Draw out every line with the word "legend" from the listing below.

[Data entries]
----

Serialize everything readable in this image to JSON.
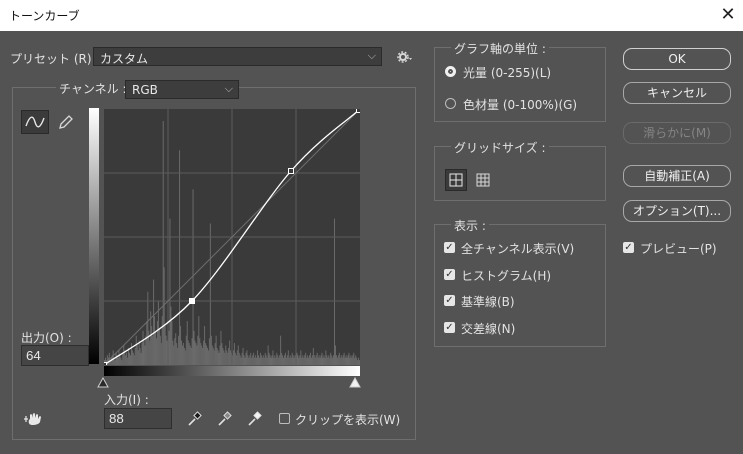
{
  "window": {
    "title": "トーンカーブ",
    "close_glyph": "✕"
  },
  "preset": {
    "label": "プリセット (R) :",
    "value": "カスタム"
  },
  "channel": {
    "label": "チャンネル :",
    "value": "RGB"
  },
  "output": {
    "label": "出力(O) :",
    "value": "64"
  },
  "input": {
    "label": "入力(I) :",
    "value": "88"
  },
  "clip": {
    "label": "クリップを表示(W)",
    "checked": false
  },
  "graph_units": {
    "legend": "グラフ軸の単位 :",
    "options": [
      {
        "label": "光量 (0-255)(L)",
        "selected": true
      },
      {
        "label": "色材量 (0-100%)(G)",
        "selected": false
      }
    ]
  },
  "grid_size": {
    "legend": "グリッドサイズ :"
  },
  "display": {
    "legend": "表示 :",
    "options": [
      {
        "label": "全チャンネル表示(V)",
        "checked": true
      },
      {
        "label": "ヒストグラム(H)",
        "checked": true
      },
      {
        "label": "基準線(B)",
        "checked": true
      },
      {
        "label": "交差線(N)",
        "checked": true
      }
    ]
  },
  "buttons": {
    "ok": "OK",
    "cancel": "キャンセル",
    "smooth": "滑らかに(M)",
    "auto": "自動補正(A)",
    "options": "オプション(T)..."
  },
  "preview": {
    "label": "プレビュー(P)",
    "checked": true
  },
  "curve": {
    "points": [
      [
        0,
        0
      ],
      [
        88,
        64
      ],
      [
        187,
        194
      ],
      [
        255,
        255
      ]
    ],
    "selected_point": [
      88,
      64
    ]
  },
  "histogram": {
    "bins": [
      2,
      3,
      2,
      4,
      3,
      5,
      2,
      3,
      4,
      6,
      3,
      2,
      5,
      4,
      3,
      6,
      4,
      3,
      2,
      5,
      8,
      6,
      4,
      5,
      3,
      7,
      5,
      4,
      9,
      6,
      5,
      4,
      7,
      12,
      8,
      6,
      10,
      7,
      5,
      9,
      14,
      10,
      8,
      12,
      18,
      30,
      14,
      10,
      22,
      16,
      12,
      35,
      20,
      14,
      11,
      18,
      26,
      15,
      12,
      9,
      20,
      100,
      40,
      16,
      12,
      10,
      9,
      14,
      60,
      24,
      18,
      10,
      8,
      11,
      13,
      9,
      7,
      12,
      88,
      16,
      10,
      8,
      9,
      7,
      6,
      12,
      18,
      10,
      9,
      8,
      7,
      11,
      72,
      14,
      10,
      9,
      8,
      12,
      20,
      11,
      9,
      8,
      7,
      10,
      16,
      9,
      8,
      7,
      6,
      11,
      58,
      12,
      8,
      7,
      6,
      9,
      12,
      7,
      6,
      5,
      8,
      14,
      9,
      7,
      6,
      5,
      8,
      6,
      5,
      7,
      10,
      6,
      5,
      4,
      6,
      9,
      5,
      4,
      6,
      8,
      5,
      4,
      3,
      5,
      7,
      4,
      3,
      5,
      6,
      4,
      3,
      4,
      5,
      3,
      4,
      5,
      3,
      4,
      3,
      6,
      4,
      3,
      5,
      4,
      3,
      4,
      3,
      5,
      4,
      3,
      8,
      5,
      4,
      3,
      4,
      6,
      3,
      4,
      3,
      5,
      4,
      3,
      4,
      12,
      5,
      4,
      3,
      4,
      5,
      3,
      4,
      6,
      3,
      4,
      3,
      5,
      4,
      3,
      4,
      3,
      5,
      4,
      3,
      4,
      6,
      3,
      4,
      3,
      4,
      5,
      3,
      4,
      3,
      4,
      5,
      3,
      4,
      7,
      4,
      3,
      4,
      5,
      3,
      4,
      3,
      4,
      5,
      3,
      4,
      3,
      6,
      4,
      3,
      4,
      3,
      5,
      4,
      3,
      4,
      60,
      8,
      4,
      3,
      4,
      5,
      3,
      4,
      3,
      4,
      5,
      3,
      4,
      3,
      4,
      5,
      3,
      4,
      3,
      4,
      5,
      3,
      4,
      3,
      2,
      3,
      2
    ]
  }
}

----

Output below
    "legend": "グラフ軸の単位 :",
    "legend": "グリッドサイズ :"
    "legend": "表示 :",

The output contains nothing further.